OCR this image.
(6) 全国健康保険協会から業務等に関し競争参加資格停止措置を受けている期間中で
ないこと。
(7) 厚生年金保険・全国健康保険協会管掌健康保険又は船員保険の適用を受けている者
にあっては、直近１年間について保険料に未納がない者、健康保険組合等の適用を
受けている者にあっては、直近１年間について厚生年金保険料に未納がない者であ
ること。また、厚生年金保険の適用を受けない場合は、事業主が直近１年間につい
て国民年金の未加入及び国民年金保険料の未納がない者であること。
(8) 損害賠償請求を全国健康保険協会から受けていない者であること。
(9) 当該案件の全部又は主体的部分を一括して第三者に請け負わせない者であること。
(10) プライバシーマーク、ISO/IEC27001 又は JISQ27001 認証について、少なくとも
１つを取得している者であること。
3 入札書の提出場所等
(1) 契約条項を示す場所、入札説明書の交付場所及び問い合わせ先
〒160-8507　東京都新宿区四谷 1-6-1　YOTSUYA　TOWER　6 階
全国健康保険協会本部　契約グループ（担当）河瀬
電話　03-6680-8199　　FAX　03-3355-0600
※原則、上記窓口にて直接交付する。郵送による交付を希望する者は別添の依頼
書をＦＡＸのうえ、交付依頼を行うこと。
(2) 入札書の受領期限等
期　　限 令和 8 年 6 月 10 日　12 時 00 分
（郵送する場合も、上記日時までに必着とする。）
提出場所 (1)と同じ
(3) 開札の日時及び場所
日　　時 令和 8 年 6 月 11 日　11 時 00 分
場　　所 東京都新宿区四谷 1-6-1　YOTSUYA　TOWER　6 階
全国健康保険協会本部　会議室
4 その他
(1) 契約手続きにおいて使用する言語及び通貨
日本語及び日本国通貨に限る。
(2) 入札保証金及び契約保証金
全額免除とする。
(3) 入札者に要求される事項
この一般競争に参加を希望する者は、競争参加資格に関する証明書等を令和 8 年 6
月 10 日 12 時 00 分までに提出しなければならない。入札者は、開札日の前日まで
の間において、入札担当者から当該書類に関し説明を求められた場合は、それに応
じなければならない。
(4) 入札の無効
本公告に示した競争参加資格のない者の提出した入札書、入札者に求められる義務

Request: Print out every record again, exactly and in full.

Result of this task:
OCR this image.
(6) 全国健康保険協会から業務等に関し競争参加資格停止措置を受けている期間中で
ないこと。
(7) 厚生年金保険・全国健康保険協会管掌健康保険又は船員保険の適用を受けている者
にあっては、直近１年間について保険料に未納がない者、健康保険組合等の適用を
受けている者にあっては、直近１年間について厚生年金保険料に未納がない者であ
ること。また、厚生年金保険の適用を受けない場合は、事業主が直近１年間につい
て国民年金の未加入及び国民年金保険料の未納がない者であること。
(8) 損害賠償請求を全国健康保険協会から受けていない者であること。
(9) 当該案件の全部又は主体的部分を一括して第三者に請け負わせない者であること。
(10) プライバシーマーク、ISO/IEC27001 又は JISQ27001 認証について、少なくとも
１つを取得している者であること。
3 入札書の提出場所等
(1) 契約条項を示す場所、入札説明書の交付場所及び問い合わせ先
〒160-8507　東京都新宿区四谷 1-6-1　YOTSUYA　TOWER　6 階
全国健康保険協会本部　契約グループ（担当）河瀬
電話　03-6680-8199　　FAX　03-3355-0600
※原則、上記窓口にて直接交付する。郵送による交付を希望する者は別添の依頼
書をＦＡＸのうえ、交付依頼を行うこと。
(2) 入札書の受領期限等
期　　限 令和 8 年 6 月 10 日　12 時 00 分
（郵送する場合も、上記日時までに必着とする。）
提出場所 (1)と同じ
(3) 開札の日時及び場所
日　　時 令和 8 年 6 月 11 日　11 時 00 分
場　　所 東京都新宿区四谷 1-6-1　YOTSUYA　TOWER　6 階
全国健康保険協会本部　会議室
4 その他
(1) 契約手続きにおいて使用する言語及び通貨
日本語及び日本国通貨に限る。
(2) 入札保証金及び契約保証金
全額免除とする。
(3) 入札者に要求される事項
この一般競争に参加を希望する者は、競争参加資格に関する証明書等を令和 8 年 6
月 10 日 12 時 00 分までに提出しなければならない。入札者は、開札日の前日まで
の間において、入札担当者から当該書類に関し説明を求められた場合は、それに応
じなければならない。
(4) 入札の無効
本公告に示した競争参加資格のない者の提出した入札書、入札者に求められる義務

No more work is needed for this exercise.